(SUPPLIED DATA):
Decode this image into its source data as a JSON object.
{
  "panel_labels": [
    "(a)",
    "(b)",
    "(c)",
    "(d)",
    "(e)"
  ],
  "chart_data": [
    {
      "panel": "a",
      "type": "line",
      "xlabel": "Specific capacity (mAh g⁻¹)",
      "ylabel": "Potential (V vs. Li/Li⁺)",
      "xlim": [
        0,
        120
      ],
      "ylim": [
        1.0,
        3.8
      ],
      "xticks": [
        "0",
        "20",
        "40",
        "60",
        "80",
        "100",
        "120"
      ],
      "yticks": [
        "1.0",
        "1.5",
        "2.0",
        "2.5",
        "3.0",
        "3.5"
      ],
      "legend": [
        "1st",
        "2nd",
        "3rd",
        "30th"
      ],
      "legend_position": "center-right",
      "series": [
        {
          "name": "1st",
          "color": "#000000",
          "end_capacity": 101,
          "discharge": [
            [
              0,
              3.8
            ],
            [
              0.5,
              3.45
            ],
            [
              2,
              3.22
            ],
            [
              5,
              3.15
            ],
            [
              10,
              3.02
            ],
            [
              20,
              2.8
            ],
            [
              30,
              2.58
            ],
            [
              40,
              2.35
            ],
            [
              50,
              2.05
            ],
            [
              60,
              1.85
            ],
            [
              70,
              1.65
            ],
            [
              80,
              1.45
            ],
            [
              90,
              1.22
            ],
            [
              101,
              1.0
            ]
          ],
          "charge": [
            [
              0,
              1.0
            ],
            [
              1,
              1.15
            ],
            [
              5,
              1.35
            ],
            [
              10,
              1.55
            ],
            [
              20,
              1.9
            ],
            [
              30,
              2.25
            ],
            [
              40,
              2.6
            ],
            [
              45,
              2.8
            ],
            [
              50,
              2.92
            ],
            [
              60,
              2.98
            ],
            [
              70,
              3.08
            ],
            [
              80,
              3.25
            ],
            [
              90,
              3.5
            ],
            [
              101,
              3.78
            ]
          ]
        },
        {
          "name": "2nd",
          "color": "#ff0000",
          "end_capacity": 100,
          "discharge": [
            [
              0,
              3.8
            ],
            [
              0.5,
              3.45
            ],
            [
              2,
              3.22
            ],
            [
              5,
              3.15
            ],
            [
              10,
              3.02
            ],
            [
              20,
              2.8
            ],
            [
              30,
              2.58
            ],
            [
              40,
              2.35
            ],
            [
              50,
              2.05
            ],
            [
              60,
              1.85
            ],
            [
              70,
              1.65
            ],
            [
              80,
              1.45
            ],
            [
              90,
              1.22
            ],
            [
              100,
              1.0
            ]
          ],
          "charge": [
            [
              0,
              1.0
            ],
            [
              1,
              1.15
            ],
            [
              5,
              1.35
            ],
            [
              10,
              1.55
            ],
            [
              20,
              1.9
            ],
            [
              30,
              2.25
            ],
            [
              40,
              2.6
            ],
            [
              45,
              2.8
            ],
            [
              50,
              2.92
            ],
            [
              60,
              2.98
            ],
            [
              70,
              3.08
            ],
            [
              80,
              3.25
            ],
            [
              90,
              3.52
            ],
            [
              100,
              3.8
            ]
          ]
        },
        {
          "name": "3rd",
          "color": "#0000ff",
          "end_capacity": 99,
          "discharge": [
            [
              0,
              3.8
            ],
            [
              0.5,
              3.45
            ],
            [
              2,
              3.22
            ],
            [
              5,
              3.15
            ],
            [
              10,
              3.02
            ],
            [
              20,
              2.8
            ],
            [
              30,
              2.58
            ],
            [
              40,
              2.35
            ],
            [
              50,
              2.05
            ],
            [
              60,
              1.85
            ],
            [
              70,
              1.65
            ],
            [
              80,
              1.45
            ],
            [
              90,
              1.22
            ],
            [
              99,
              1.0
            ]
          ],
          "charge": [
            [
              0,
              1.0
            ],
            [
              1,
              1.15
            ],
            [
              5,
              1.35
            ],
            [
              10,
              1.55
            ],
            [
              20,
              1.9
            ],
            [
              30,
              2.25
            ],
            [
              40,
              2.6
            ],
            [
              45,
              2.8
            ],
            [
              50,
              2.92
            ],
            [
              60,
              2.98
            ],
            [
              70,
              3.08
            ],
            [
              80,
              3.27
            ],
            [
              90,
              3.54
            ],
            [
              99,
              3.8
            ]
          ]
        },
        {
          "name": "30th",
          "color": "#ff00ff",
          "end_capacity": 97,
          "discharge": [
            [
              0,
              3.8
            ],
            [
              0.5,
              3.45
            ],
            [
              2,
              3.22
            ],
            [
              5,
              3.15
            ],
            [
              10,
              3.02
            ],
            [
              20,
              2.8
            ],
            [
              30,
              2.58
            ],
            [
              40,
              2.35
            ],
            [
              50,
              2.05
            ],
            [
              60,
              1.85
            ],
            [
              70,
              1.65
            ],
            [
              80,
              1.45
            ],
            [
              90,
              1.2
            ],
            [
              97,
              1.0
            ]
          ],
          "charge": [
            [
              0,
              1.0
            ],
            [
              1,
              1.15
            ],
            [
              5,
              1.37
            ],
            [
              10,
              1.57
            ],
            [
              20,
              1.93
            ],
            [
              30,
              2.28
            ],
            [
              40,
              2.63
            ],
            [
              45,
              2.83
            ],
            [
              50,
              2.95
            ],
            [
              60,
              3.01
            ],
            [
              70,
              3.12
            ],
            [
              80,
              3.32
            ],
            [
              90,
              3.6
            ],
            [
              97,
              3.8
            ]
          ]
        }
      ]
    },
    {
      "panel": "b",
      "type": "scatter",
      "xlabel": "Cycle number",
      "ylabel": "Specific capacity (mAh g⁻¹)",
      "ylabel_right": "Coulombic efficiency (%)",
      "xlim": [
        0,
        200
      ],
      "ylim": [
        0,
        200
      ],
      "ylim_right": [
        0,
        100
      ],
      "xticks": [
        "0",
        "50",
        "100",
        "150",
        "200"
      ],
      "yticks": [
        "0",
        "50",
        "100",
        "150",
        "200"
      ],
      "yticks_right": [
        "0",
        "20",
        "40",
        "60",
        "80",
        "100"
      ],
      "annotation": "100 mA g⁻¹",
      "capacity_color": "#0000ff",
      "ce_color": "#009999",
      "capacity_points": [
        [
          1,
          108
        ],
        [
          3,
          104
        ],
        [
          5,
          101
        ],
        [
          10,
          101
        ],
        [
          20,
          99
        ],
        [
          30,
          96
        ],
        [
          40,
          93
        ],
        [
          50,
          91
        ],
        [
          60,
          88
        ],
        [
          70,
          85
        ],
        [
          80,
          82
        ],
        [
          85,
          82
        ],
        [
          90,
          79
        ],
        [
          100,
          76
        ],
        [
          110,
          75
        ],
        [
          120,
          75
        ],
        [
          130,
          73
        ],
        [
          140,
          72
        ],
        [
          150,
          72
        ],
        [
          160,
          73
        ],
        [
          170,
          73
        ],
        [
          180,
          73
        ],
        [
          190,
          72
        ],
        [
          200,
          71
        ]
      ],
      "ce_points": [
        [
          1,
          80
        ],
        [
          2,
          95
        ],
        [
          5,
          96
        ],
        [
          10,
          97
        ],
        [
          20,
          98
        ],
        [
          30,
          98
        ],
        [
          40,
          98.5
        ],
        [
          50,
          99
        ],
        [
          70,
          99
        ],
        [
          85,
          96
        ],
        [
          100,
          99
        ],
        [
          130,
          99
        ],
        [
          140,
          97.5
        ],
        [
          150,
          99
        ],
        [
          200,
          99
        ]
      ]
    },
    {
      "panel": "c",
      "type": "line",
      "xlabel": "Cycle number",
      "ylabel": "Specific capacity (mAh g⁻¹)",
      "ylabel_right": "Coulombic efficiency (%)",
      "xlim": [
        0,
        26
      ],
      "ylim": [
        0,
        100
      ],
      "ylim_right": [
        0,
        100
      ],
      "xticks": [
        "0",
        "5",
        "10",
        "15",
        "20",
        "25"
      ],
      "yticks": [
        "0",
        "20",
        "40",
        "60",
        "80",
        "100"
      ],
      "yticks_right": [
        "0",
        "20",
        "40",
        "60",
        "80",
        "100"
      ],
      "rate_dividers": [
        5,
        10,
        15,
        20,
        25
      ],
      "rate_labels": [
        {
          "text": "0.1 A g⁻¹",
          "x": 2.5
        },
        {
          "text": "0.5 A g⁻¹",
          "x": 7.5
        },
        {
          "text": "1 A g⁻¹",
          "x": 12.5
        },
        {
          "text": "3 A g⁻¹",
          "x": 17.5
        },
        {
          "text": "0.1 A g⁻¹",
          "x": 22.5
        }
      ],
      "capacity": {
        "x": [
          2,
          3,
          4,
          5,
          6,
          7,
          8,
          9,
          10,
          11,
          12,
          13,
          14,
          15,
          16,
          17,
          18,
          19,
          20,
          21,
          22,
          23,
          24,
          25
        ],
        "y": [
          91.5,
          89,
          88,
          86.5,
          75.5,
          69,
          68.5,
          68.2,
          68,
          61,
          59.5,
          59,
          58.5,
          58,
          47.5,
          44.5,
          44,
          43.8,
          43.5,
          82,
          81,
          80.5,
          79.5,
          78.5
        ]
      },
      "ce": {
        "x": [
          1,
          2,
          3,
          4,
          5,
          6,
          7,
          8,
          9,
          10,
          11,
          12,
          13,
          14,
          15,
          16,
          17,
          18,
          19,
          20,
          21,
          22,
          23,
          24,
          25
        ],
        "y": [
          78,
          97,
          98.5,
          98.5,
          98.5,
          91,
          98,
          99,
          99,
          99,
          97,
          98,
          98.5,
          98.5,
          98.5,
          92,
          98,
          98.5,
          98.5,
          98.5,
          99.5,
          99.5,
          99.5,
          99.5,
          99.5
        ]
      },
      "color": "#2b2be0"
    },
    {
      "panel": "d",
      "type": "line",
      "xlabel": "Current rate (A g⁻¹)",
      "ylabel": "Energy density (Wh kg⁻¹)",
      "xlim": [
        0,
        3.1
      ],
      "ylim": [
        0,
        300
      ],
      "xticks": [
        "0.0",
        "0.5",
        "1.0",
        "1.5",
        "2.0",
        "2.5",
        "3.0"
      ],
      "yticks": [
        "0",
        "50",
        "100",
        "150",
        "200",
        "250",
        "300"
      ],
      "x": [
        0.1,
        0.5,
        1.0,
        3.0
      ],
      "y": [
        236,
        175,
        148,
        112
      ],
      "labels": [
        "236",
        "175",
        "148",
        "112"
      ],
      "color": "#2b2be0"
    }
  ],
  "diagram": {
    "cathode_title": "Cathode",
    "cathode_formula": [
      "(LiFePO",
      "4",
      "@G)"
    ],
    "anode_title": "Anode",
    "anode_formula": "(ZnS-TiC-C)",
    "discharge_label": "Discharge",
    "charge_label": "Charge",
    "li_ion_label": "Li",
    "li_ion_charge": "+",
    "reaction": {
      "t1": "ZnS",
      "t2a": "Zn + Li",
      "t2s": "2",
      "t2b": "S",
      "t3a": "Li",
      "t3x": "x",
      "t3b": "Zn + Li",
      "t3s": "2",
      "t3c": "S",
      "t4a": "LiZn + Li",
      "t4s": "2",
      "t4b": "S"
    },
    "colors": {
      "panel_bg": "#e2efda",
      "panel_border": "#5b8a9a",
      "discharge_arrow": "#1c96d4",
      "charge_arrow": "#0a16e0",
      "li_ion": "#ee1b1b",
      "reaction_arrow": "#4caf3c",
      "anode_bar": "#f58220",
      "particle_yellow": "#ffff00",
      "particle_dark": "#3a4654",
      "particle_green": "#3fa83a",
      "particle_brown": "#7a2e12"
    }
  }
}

(INSTRUCTIONS TO FOLLOW):
Return each full line of the entries that contains the word "xlabel".

(RESULT BELOW):
      "xlabel": "Specific capacity (mAh g⁻¹)",
      "xlabel": "Cycle number",
      "xlabel": "Cycle number",
      "xlabel": "Current rate (A g⁻¹)",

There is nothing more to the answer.